* **TASK ITEM**:
Across the listing below, work out how many lines include the word "iron". Give the number alone.

* **RECORDS FOR THIS TASK**:
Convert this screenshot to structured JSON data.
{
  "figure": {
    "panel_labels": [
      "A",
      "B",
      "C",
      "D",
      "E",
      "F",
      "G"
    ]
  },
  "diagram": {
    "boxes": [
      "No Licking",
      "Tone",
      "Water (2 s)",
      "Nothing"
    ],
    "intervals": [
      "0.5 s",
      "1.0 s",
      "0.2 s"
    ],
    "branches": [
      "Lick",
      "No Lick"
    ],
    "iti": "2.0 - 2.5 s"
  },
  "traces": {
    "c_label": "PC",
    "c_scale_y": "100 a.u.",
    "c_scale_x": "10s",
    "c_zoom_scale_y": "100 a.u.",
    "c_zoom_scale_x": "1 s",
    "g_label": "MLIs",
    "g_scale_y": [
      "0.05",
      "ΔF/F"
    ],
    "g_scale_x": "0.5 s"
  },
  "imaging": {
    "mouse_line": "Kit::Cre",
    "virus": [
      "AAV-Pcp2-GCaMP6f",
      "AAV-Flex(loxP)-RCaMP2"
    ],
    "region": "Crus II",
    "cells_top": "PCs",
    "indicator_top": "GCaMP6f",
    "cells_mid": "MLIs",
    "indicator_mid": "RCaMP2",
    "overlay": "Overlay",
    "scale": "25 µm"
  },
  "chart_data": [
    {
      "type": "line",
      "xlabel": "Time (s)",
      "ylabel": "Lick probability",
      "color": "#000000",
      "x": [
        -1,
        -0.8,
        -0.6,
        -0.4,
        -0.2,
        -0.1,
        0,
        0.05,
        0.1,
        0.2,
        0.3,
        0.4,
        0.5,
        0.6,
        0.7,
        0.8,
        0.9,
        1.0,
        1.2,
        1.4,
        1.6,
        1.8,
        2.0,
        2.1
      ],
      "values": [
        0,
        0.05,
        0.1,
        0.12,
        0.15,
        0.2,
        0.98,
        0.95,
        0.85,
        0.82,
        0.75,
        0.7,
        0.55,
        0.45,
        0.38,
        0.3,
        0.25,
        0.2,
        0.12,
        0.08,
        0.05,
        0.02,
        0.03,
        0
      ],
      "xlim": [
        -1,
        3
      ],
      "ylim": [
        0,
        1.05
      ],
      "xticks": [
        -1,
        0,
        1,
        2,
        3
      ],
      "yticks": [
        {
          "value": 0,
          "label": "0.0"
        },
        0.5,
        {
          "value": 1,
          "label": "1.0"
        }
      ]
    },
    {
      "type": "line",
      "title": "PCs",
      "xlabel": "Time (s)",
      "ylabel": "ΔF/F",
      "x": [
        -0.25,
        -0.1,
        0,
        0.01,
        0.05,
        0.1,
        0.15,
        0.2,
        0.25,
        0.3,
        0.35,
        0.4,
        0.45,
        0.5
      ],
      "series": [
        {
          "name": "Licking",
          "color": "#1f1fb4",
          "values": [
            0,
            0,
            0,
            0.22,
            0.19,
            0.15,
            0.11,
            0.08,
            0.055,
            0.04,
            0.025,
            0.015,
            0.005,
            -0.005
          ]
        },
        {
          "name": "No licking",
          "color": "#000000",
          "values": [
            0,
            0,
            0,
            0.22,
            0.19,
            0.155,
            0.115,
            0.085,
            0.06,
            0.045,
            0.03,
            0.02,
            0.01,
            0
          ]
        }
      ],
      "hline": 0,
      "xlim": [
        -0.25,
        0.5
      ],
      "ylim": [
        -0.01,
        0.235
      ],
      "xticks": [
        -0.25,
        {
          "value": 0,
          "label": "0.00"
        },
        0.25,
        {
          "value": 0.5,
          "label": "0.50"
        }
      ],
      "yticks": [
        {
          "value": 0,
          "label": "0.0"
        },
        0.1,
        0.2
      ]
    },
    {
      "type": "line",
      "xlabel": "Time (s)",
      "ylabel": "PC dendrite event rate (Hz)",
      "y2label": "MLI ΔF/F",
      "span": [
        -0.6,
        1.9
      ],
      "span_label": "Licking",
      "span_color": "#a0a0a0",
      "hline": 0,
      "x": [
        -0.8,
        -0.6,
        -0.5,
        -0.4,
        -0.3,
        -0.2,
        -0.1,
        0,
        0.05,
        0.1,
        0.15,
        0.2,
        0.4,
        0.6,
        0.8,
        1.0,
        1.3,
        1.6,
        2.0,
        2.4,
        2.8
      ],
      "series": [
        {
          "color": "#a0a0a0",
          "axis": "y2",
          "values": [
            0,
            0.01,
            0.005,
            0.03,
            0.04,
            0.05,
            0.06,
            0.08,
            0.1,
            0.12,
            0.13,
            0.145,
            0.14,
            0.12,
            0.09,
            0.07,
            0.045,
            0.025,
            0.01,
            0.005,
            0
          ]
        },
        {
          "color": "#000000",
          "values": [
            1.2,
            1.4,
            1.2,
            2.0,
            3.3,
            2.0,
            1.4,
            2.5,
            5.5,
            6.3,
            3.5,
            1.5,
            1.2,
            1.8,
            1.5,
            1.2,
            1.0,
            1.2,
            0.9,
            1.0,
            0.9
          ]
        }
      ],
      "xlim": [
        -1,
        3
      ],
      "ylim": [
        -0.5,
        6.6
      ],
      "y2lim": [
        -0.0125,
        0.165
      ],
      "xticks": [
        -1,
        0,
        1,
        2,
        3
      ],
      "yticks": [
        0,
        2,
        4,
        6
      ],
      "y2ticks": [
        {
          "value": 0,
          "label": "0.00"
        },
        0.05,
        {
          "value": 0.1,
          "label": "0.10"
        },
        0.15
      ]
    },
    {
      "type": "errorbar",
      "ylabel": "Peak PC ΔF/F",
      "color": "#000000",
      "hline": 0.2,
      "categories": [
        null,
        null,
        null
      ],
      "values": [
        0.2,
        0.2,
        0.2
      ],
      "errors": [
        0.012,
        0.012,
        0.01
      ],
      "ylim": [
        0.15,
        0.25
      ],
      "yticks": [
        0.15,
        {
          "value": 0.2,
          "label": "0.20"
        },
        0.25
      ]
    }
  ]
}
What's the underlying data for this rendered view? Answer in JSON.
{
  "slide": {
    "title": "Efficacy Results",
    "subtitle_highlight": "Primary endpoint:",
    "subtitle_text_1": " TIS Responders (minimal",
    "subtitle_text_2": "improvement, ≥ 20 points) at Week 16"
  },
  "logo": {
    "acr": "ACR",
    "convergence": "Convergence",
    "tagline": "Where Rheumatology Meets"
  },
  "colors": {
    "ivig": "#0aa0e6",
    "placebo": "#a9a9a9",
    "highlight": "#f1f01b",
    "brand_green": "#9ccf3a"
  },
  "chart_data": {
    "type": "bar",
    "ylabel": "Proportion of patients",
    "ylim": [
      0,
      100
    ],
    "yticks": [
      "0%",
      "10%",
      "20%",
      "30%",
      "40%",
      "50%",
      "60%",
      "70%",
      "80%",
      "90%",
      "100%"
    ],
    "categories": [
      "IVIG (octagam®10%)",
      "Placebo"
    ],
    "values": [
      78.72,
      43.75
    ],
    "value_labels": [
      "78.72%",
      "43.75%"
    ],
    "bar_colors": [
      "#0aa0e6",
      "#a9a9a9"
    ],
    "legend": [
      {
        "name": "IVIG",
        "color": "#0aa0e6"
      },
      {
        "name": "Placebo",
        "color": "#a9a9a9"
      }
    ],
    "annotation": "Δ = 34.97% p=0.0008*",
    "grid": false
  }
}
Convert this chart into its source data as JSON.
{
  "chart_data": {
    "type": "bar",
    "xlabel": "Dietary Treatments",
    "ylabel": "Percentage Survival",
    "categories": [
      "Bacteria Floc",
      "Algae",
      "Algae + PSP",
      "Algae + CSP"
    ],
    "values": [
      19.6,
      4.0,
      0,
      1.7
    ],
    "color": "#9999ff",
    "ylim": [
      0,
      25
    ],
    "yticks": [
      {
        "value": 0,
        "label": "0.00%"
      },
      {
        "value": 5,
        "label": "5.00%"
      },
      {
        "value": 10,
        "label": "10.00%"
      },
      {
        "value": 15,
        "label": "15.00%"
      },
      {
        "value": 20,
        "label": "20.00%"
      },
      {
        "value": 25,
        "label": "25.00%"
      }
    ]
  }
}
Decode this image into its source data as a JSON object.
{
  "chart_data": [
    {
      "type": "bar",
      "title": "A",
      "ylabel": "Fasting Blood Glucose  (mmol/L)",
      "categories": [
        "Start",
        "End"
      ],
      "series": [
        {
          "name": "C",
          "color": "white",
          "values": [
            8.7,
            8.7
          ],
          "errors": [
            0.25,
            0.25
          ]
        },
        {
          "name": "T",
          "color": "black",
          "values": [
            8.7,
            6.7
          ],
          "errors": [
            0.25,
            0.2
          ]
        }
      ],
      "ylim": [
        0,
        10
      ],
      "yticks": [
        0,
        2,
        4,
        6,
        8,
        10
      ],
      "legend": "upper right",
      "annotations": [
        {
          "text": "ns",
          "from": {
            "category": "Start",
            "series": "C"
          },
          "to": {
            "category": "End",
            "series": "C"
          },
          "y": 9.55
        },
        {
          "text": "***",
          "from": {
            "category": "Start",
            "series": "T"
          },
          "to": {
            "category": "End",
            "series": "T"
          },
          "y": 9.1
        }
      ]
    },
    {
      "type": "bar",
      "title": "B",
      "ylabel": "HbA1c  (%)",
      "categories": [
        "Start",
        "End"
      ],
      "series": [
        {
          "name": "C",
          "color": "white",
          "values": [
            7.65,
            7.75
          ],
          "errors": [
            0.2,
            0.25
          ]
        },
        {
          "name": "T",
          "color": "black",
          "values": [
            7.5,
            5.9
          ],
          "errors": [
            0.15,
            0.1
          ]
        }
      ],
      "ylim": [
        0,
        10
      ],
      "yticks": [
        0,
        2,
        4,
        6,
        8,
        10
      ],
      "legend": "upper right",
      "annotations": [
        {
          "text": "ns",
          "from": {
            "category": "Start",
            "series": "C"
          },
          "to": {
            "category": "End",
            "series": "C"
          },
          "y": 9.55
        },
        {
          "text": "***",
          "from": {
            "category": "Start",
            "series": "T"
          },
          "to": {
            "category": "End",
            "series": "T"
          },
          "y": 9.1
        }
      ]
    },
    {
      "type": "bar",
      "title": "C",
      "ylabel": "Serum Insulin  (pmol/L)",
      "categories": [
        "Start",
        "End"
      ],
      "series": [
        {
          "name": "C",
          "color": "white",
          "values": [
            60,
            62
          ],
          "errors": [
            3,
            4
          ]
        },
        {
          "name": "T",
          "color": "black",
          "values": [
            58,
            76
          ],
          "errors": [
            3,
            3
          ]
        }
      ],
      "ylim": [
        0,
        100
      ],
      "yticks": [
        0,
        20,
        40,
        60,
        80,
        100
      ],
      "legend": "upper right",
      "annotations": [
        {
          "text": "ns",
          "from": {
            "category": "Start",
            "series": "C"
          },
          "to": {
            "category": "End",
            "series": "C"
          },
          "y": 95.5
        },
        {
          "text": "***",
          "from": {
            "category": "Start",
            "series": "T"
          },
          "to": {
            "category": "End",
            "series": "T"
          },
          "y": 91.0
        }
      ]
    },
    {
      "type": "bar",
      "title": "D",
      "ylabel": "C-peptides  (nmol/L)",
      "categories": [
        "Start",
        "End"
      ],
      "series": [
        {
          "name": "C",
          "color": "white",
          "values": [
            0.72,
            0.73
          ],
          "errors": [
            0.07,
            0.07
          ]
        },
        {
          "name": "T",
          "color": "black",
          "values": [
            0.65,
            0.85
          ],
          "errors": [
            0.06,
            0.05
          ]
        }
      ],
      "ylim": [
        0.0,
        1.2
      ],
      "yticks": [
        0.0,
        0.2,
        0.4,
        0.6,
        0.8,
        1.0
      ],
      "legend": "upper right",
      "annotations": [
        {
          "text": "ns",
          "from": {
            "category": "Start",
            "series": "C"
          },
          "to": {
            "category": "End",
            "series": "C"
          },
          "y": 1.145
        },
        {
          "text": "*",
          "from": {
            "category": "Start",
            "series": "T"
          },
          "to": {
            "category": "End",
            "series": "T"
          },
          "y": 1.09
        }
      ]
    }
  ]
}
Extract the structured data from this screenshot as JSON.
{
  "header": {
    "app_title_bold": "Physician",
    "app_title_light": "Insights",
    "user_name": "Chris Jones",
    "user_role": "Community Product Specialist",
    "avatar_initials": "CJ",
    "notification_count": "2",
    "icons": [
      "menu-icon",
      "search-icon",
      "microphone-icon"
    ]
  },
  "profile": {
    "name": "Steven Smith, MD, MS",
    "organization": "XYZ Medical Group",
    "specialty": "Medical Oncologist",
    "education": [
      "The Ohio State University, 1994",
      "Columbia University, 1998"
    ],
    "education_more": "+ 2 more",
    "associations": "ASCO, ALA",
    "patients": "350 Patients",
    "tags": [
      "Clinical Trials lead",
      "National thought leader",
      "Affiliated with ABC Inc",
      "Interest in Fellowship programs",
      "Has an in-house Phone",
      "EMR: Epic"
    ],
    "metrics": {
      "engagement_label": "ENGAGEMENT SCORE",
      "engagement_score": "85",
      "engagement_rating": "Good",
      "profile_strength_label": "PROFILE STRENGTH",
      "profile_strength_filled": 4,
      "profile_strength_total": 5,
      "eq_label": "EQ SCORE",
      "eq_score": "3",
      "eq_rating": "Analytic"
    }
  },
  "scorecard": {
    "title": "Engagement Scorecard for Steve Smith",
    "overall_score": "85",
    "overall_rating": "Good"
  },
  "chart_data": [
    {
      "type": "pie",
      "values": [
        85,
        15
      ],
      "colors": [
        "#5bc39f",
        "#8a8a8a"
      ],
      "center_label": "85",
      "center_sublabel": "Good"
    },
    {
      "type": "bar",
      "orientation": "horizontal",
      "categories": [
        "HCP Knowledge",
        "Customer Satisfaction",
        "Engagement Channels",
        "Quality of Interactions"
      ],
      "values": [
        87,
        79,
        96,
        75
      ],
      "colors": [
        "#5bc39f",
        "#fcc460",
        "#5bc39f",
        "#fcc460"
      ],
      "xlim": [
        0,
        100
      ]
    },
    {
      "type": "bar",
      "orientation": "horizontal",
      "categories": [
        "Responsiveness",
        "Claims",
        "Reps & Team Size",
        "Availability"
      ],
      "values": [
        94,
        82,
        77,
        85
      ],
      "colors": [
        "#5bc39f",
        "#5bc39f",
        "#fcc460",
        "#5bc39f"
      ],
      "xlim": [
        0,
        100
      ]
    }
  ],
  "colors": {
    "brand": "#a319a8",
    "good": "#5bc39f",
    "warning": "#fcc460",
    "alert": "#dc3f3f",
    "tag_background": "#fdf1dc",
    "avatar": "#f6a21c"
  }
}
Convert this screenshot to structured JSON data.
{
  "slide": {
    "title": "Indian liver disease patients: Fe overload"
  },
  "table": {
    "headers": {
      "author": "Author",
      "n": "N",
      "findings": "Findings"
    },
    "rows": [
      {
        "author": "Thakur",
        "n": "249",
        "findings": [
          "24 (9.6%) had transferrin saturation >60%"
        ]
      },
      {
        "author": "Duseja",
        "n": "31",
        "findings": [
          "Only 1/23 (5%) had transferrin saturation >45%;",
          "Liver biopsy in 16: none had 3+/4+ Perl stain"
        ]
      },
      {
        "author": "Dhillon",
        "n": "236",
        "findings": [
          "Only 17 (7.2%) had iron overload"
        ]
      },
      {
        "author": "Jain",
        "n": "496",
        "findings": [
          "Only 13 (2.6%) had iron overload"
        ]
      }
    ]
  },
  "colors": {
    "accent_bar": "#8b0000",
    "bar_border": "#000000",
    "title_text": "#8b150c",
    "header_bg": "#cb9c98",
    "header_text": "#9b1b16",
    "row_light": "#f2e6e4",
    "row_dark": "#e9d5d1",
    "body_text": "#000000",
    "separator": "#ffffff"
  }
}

* **RESPONSE AREA**:
2